───── Records to use ─────

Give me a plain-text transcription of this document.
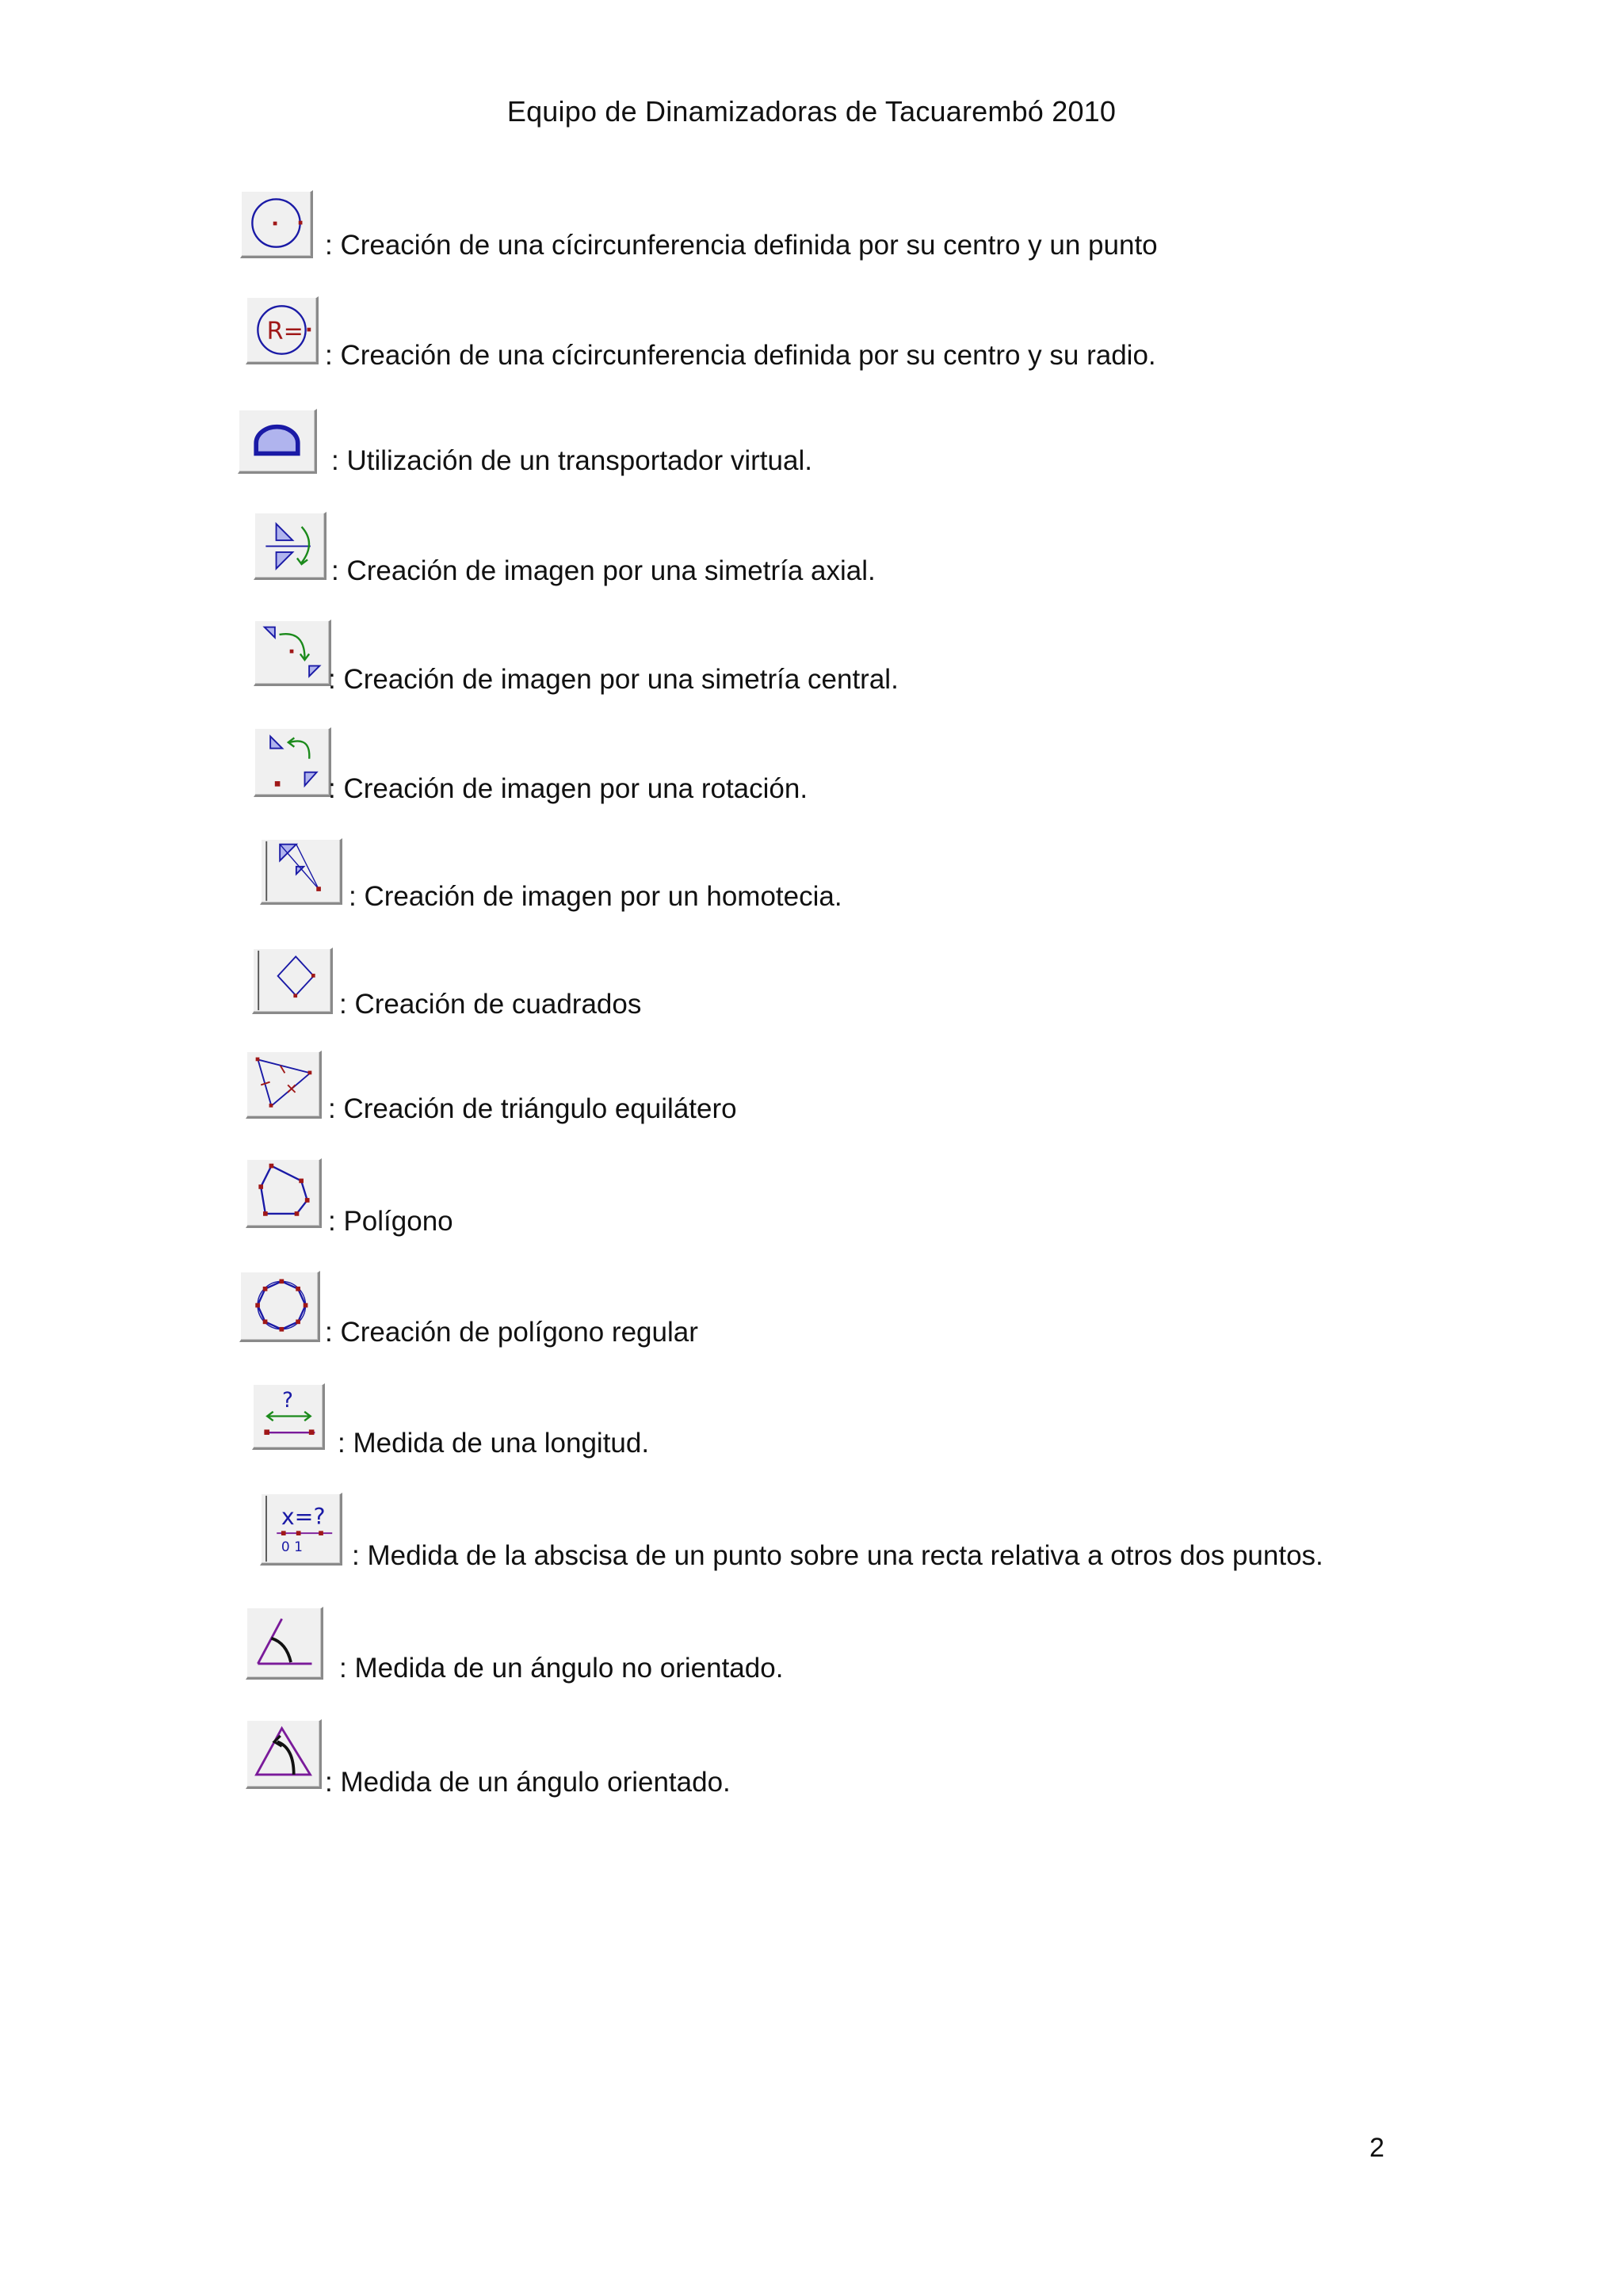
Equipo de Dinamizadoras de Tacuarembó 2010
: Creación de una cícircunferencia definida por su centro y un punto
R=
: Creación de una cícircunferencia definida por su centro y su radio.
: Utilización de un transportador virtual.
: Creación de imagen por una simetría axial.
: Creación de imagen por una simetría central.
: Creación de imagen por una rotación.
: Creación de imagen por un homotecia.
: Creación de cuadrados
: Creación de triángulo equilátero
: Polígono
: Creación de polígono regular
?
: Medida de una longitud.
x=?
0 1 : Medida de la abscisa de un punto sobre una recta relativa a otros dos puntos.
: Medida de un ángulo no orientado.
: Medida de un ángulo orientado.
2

─────

Would you return the data exactly as written, without the pictures?

- Expected answer
Give me a plain-text transcription of this document.
Equipo de Dinamizadoras de Tacuarembó 2010
: Creación de una cícircunferencia definida por su centro y un punto
R=
: Creación de una cícircunferencia definida por su centro y su radio.
: Utilización de un transportador virtual.
: Creación de imagen por una simetría axial.
: Creación de imagen por una simetría central.
: Creación de imagen por una rotación.
: Creación de imagen por un homotecia.
: Creación de cuadrados
: Creación de triángulo equilátero
: Polígono
: Creación de polígono regular
?
: Medida de una longitud.
x=?
0 1 : Medida de la abscisa de un punto sobre una recta relativa a otros dos puntos.
: Medida de un ángulo no orientado.
: Medida de un ángulo orientado.
2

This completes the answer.